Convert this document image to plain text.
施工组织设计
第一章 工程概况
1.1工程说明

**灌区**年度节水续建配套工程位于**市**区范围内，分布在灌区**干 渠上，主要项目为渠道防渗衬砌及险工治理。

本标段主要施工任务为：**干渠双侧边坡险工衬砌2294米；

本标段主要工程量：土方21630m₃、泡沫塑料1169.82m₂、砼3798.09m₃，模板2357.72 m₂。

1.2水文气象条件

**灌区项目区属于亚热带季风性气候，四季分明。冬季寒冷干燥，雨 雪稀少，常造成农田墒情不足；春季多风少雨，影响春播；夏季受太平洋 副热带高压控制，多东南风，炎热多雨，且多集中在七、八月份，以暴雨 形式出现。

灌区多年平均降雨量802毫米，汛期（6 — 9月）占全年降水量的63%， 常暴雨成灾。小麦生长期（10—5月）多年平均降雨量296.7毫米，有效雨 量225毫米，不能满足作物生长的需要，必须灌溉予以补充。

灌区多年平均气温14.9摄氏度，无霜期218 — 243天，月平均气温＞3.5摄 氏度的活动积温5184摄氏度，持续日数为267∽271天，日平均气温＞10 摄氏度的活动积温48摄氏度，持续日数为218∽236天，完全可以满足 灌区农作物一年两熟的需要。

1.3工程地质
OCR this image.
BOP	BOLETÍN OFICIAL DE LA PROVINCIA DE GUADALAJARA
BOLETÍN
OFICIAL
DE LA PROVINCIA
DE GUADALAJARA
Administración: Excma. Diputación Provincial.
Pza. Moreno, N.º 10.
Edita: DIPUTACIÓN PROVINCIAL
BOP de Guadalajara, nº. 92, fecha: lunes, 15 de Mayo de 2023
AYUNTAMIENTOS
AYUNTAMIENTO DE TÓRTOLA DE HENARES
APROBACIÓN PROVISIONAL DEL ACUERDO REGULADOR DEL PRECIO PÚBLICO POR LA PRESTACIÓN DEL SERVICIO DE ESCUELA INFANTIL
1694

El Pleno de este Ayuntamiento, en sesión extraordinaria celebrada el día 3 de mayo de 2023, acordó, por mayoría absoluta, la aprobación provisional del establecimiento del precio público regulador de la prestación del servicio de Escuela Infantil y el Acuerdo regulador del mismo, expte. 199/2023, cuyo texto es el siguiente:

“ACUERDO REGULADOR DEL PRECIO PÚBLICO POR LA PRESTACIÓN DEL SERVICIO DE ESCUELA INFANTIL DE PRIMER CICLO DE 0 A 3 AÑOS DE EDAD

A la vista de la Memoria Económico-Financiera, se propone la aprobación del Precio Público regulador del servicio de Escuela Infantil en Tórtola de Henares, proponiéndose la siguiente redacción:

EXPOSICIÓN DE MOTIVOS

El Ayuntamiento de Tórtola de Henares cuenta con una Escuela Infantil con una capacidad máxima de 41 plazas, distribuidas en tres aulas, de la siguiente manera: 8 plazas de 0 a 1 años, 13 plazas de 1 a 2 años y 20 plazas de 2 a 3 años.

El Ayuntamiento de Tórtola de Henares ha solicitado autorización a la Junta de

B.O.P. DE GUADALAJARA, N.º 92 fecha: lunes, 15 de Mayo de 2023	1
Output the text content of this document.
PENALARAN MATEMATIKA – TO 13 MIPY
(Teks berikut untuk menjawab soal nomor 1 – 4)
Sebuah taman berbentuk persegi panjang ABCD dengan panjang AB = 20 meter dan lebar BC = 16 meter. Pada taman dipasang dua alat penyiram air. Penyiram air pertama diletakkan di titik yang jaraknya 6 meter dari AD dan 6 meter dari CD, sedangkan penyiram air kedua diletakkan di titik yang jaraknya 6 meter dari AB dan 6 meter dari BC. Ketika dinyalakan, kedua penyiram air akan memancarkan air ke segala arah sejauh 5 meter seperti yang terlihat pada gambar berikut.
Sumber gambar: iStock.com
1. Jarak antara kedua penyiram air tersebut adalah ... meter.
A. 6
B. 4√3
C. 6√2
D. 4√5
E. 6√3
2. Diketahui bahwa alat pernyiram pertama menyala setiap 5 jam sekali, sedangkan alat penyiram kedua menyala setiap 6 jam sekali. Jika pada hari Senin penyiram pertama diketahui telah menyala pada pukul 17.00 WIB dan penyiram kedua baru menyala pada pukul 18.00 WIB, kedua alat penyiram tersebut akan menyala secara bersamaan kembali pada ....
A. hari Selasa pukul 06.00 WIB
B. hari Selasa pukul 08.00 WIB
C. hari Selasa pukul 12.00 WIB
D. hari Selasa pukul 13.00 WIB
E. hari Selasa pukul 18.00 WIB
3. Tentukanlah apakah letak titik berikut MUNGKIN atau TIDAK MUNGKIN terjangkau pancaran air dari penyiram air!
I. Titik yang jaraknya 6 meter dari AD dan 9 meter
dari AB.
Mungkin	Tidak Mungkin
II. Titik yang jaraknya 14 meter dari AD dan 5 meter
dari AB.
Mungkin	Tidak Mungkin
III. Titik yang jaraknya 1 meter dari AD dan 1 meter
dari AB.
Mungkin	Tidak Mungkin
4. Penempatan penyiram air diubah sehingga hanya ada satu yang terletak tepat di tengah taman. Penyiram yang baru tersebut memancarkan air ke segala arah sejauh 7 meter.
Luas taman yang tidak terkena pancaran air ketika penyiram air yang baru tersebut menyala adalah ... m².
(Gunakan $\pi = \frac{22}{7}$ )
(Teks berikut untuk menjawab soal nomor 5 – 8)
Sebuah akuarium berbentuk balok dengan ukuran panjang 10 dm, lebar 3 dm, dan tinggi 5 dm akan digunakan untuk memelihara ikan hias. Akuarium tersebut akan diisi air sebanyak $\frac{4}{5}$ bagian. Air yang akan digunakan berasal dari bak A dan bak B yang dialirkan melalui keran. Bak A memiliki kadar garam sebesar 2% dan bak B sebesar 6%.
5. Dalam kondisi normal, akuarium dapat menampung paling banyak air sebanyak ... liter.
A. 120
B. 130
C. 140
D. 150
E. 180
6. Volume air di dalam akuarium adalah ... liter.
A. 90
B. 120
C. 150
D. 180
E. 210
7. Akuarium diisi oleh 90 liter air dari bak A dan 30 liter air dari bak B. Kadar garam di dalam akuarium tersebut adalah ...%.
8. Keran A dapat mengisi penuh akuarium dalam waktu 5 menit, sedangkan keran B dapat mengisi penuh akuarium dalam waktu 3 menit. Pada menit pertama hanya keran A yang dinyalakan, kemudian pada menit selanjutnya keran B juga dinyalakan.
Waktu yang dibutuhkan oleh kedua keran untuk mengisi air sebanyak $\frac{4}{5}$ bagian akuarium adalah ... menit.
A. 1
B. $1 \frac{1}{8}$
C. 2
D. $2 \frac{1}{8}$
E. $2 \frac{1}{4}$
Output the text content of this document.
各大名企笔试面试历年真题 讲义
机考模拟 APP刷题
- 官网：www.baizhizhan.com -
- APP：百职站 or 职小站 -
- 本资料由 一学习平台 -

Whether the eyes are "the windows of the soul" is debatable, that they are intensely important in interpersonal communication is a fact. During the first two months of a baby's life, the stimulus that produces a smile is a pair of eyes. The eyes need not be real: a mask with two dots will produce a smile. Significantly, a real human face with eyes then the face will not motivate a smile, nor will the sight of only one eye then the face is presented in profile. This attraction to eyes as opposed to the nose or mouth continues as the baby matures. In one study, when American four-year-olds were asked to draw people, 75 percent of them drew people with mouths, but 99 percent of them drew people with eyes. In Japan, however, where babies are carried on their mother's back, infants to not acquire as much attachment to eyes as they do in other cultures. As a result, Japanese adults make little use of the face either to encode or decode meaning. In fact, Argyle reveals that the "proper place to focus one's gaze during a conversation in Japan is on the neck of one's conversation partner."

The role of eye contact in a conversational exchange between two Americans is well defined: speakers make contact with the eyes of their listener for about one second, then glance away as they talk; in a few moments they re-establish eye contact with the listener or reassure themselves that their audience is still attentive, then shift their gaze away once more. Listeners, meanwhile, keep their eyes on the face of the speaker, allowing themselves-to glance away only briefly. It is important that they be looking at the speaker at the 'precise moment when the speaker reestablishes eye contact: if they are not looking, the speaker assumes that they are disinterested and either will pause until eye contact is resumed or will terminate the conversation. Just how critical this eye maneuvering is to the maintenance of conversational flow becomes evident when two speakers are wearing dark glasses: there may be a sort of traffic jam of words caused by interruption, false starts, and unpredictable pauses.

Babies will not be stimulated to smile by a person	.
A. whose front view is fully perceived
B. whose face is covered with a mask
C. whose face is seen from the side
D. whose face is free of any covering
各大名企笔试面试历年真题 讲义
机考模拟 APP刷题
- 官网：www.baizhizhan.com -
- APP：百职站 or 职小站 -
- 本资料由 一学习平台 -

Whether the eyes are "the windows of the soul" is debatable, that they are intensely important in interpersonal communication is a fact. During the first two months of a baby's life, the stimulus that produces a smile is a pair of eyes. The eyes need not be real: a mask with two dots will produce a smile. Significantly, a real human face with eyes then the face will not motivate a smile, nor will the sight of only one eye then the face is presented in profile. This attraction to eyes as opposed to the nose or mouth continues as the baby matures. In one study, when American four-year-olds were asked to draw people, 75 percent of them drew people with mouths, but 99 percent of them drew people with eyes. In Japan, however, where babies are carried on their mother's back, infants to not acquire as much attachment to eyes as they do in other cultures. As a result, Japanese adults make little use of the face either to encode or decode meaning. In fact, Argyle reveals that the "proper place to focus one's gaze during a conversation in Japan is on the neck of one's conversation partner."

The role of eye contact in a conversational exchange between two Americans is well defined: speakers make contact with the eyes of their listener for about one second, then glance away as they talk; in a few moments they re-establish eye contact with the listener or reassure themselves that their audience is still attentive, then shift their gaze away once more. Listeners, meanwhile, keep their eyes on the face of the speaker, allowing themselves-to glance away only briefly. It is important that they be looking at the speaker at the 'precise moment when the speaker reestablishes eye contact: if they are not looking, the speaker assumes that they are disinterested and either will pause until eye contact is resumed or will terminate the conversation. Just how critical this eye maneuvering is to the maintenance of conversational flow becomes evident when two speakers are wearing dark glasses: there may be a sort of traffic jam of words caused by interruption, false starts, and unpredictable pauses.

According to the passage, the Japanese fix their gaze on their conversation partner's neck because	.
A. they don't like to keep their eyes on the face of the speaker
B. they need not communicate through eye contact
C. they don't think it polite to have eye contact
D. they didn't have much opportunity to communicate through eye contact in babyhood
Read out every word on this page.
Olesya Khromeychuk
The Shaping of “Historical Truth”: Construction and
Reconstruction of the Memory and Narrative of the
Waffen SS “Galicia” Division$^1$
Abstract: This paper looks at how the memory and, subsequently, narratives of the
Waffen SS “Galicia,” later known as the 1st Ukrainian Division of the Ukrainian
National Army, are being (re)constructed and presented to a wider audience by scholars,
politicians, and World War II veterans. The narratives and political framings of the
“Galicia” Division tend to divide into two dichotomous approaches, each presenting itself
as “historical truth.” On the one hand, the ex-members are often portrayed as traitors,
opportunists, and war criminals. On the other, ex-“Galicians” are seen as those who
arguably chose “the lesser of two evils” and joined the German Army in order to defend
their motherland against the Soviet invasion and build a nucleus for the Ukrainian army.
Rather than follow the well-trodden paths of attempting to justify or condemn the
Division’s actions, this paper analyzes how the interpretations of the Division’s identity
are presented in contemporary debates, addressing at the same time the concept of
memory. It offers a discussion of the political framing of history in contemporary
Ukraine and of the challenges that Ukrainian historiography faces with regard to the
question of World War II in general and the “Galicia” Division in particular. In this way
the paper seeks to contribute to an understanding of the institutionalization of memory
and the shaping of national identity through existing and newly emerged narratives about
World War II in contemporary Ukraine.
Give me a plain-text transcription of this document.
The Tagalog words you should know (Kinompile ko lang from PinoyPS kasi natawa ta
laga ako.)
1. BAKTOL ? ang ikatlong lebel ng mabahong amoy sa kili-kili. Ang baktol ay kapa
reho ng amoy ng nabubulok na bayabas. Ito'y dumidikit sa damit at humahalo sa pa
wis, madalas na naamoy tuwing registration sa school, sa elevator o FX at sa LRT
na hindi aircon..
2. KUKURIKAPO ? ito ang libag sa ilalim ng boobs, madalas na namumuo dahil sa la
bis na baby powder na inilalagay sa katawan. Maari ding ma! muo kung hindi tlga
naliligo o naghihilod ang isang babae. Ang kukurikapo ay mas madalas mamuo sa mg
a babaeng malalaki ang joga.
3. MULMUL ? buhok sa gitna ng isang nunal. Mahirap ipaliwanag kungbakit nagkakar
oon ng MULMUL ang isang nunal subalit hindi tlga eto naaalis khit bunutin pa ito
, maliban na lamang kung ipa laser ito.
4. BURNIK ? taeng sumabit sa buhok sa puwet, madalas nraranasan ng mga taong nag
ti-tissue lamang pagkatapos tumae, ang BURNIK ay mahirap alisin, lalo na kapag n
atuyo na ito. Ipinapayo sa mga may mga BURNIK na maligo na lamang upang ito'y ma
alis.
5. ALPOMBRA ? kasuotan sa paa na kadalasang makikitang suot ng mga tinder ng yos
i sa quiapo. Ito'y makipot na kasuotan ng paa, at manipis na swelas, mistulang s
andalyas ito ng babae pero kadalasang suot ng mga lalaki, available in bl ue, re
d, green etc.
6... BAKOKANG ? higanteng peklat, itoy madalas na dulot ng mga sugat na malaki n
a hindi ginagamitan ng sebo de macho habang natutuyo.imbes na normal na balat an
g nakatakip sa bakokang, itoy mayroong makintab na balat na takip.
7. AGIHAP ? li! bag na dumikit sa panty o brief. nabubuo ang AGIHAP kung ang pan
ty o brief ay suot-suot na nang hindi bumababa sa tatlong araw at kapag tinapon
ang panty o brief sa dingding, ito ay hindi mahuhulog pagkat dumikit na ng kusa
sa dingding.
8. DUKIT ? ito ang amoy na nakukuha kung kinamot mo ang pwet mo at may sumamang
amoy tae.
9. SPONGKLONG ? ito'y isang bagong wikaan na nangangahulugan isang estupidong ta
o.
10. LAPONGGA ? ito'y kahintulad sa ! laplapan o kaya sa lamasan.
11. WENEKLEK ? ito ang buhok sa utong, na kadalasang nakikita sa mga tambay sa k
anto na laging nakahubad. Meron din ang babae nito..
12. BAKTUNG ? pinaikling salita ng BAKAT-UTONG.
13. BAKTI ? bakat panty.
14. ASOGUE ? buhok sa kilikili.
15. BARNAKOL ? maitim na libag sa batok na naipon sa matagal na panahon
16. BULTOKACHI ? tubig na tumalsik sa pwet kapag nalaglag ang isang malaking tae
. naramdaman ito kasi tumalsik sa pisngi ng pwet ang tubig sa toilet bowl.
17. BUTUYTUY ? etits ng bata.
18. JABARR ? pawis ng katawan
++++
Search the records for the word "hanya" and copy every line where it occurs.

#### [Completed exercise]
4. Penempatan penyiram air diubah sehingga hanya ada satu yang terletak tepat di tengah taman. Penyiram yang baru tersebut memancarkan air ke segala arah sejauh 7 meter.
8. Keran A dapat mengisi penuh akuarium dalam waktu 5 menit, sedangkan keran B dapat mengisi penuh akuarium dalam waktu 3 menit. Pada menit pertama hanya keran A yang dinyalakan, kemudian pada menit selanjutnya keran B juga dinyalakan.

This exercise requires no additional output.